= Given request =
Please transcribe every line of the listing below without changing anything.

>> BEGIN Provided data

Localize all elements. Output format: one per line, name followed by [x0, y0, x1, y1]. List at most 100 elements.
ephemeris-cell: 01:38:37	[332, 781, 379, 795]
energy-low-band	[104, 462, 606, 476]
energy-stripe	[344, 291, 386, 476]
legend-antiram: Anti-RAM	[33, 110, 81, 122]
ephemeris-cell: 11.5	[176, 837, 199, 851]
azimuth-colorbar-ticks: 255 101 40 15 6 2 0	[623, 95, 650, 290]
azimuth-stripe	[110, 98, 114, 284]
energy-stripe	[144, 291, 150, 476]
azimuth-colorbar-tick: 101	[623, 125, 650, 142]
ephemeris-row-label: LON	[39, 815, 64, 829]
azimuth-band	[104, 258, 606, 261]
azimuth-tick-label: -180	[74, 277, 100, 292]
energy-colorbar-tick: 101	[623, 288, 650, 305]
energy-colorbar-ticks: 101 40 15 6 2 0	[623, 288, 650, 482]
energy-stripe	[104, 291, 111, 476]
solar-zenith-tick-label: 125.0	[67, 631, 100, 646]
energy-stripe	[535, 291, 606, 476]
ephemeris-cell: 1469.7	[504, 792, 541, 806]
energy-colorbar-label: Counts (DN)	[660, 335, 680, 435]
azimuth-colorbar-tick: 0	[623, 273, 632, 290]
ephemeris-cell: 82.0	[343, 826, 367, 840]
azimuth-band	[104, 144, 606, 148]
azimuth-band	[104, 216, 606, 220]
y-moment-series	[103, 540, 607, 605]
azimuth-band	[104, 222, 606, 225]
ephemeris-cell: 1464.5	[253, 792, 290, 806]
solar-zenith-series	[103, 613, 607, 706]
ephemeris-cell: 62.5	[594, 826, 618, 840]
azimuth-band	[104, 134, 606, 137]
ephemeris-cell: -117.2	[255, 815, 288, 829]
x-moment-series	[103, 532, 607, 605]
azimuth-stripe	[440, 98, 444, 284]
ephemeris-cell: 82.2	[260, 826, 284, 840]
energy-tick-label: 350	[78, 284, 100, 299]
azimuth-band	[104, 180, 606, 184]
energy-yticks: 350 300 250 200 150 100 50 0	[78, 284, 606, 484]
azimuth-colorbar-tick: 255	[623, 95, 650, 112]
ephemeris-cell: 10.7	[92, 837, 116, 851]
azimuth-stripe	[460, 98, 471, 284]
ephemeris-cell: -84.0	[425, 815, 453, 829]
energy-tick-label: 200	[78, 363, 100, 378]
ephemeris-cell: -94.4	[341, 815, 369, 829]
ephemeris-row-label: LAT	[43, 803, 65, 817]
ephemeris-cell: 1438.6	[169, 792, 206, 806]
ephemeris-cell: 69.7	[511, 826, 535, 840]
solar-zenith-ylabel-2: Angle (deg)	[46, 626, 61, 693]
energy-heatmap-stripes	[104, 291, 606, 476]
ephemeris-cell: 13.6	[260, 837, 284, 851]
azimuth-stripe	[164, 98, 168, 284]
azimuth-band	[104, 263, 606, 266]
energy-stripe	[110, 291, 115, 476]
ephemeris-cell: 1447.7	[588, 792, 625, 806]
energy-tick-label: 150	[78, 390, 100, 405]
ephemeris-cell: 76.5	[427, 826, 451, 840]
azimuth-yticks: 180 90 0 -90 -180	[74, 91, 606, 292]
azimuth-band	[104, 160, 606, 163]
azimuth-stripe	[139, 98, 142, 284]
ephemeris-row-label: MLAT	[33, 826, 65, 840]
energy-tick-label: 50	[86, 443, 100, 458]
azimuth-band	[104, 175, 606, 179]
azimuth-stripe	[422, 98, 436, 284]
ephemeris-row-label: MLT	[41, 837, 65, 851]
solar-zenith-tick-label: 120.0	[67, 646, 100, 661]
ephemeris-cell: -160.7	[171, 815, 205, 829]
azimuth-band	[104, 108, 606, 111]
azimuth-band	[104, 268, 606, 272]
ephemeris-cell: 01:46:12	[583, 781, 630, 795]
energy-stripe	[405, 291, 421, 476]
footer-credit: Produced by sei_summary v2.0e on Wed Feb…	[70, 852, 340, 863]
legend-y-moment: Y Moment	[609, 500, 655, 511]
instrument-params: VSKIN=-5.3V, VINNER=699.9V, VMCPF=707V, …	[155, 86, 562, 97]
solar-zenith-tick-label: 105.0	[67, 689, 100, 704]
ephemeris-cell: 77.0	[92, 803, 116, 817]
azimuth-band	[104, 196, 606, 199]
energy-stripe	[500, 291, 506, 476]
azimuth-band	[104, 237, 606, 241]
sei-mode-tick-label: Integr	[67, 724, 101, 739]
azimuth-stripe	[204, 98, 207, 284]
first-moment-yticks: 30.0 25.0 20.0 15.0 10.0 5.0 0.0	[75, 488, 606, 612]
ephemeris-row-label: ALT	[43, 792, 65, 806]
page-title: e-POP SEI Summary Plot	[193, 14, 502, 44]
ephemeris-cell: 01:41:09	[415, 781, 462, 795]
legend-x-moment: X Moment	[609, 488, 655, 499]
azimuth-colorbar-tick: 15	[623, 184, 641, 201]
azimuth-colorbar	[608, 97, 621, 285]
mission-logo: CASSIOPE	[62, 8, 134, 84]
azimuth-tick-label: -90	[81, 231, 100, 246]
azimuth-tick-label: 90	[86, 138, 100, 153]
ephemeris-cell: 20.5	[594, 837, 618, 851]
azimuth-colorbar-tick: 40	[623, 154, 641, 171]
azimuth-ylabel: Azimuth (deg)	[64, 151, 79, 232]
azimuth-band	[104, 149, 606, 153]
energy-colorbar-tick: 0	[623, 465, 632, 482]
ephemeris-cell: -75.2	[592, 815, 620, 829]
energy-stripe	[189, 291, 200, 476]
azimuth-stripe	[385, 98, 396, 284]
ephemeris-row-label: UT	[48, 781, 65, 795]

>> END Provided data

= Answer in full =
Localize all elements. Output format: one per line, name followed by [x0, y0, x1, y1]. List at most 100 elements.
ephemeris-cell: 01:38:37	[332, 781, 379, 795]
energy-low-band	[104, 462, 606, 476]
energy-stripe	[344, 291, 386, 476]
legend-antiram: Anti-RAM	[33, 110, 81, 122]
ephemeris-cell: 11.5	[176, 837, 199, 851]
azimuth-colorbar-ticks: 255 101 40 15 6 2 0	[623, 95, 650, 290]
azimuth-stripe	[110, 98, 114, 284]
energy-stripe	[144, 291, 150, 476]
azimuth-colorbar-tick: 101	[623, 125, 650, 142]
ephemeris-row-label: LON	[39, 815, 64, 829]
azimuth-band	[104, 258, 606, 261]
azimuth-tick-label: -180	[74, 277, 100, 292]
energy-colorbar-tick: 101	[623, 288, 650, 305]
energy-colorbar-ticks: 101 40 15 6 2 0	[623, 288, 650, 482]
energy-stripe	[104, 291, 111, 476]
solar-zenith-tick-label: 125.0	[67, 631, 100, 646]
energy-stripe	[535, 291, 606, 476]
ephemeris-cell: 1469.7	[504, 792, 541, 806]
energy-colorbar-label: Counts (DN)	[660, 335, 680, 435]
azimuth-colorbar-tick: 0	[623, 273, 632, 290]
ephemeris-cell: 82.0	[343, 826, 367, 840]
azimuth-band	[104, 144, 606, 148]
azimuth-band	[104, 216, 606, 220]
y-moment-series	[103, 540, 607, 605]
azimuth-band	[104, 222, 606, 225]
ephemeris-cell: 1464.5	[253, 792, 290, 806]
solar-zenith-series	[103, 613, 607, 706]
ephemeris-cell: 62.5	[594, 826, 618, 840]
azimuth-band	[104, 134, 606, 137]
ephemeris-cell: -117.2	[255, 815, 288, 829]
x-moment-series	[103, 532, 607, 605]
azimuth-stripe	[440, 98, 444, 284]
ephemeris-cell: 82.2	[260, 826, 284, 840]
energy-tick-label: 350	[78, 284, 100, 299]
azimuth-band	[104, 180, 606, 184]
energy-yticks: 350 300 250 200 150 100 50 0	[78, 284, 606, 484]
azimuth-colorbar-tick: 255	[623, 95, 650, 112]
ephemeris-cell: 10.7	[92, 837, 116, 851]
azimuth-stripe	[460, 98, 471, 284]
ephemeris-cell: -84.0	[425, 815, 453, 829]
energy-tick-label: 200	[78, 363, 100, 378]
ephemeris-cell: -94.4	[341, 815, 369, 829]
ephemeris-row-label: LAT	[43, 803, 65, 817]
ephemeris-cell: 1438.6	[169, 792, 206, 806]
ephemeris-cell: 69.7	[511, 826, 535, 840]
solar-zenith-ylabel-2: Angle (deg)	[46, 626, 61, 693]
energy-heatmap-stripes	[104, 291, 606, 476]
ephemeris-cell: 13.6	[260, 837, 284, 851]
azimuth-stripe	[164, 98, 168, 284]
azimuth-band	[104, 263, 606, 266]
energy-stripe	[110, 291, 115, 476]
ephemeris-cell: 1447.7	[588, 792, 625, 806]
energy-tick-label: 150	[78, 390, 100, 405]
ephemeris-cell: 76.5	[427, 826, 451, 840]
azimuth-yticks: 180 90 0 -90 -180	[74, 91, 606, 292]
azimuth-band	[104, 160, 606, 163]
azimuth-stripe	[139, 98, 142, 284]
ephemeris-row-label: MLAT	[33, 826, 65, 840]
energy-tick-label: 50	[86, 443, 100, 458]
azimuth-band	[104, 175, 606, 179]
azimuth-stripe	[422, 98, 436, 284]
ephemeris-row-label: MLT	[41, 837, 65, 851]
solar-zenith-tick-label: 120.0	[67, 646, 100, 661]
ephemeris-cell: -160.7	[171, 815, 205, 829]
azimuth-band	[104, 108, 606, 111]
azimuth-band	[104, 268, 606, 272]
ephemeris-cell: 01:46:12	[583, 781, 630, 795]
energy-stripe	[405, 291, 421, 476]
footer-credit: Produced by sei_summary v2.0e on Wed Feb…	[70, 852, 340, 863]
legend-y-moment: Y Moment	[609, 500, 655, 511]
instrument-params: VSKIN=-5.3V, VINNER=699.9V, VMCPF=707V, …	[155, 86, 562, 97]
solar-zenith-tick-label: 105.0	[67, 689, 100, 704]
ephemeris-cell: 77.0	[92, 803, 116, 817]
azimuth-band	[104, 196, 606, 199]
energy-stripe	[500, 291, 506, 476]
azimuth-band	[104, 237, 606, 241]
sei-mode-tick-label: Integr	[67, 724, 101, 739]
azimuth-stripe	[204, 98, 207, 284]
first-moment-yticks: 30.0 25.0 20.0 15.0 10.0 5.0 0.0	[75, 488, 606, 612]
ephemeris-row-label: ALT	[43, 792, 65, 806]
page-title: e-POP SEI Summary Plot	[193, 14, 502, 44]
ephemeris-cell: 01:41:09	[415, 781, 462, 795]
legend-x-moment: X Moment	[609, 488, 655, 499]
azimuth-colorbar-tick: 15	[623, 184, 641, 201]
azimuth-colorbar	[608, 97, 621, 285]
mission-logo: CASSIOPE	[62, 8, 134, 84]
azimuth-tick-label: -90	[81, 231, 100, 246]
azimuth-tick-label: 90	[86, 138, 100, 153]
ephemeris-cell: 20.5	[594, 837, 618, 851]
azimuth-colorbar-tick: 40	[623, 154, 641, 171]
azimuth-ylabel: Azimuth (deg)	[64, 151, 79, 232]
azimuth-band	[104, 149, 606, 153]
energy-colorbar-tick: 0	[623, 465, 632, 482]
ephemeris-cell: -75.2	[592, 815, 620, 829]
energy-stripe	[189, 291, 200, 476]
azimuth-stripe	[385, 98, 396, 284]
ephemeris-row-label: UT	[48, 781, 65, 795]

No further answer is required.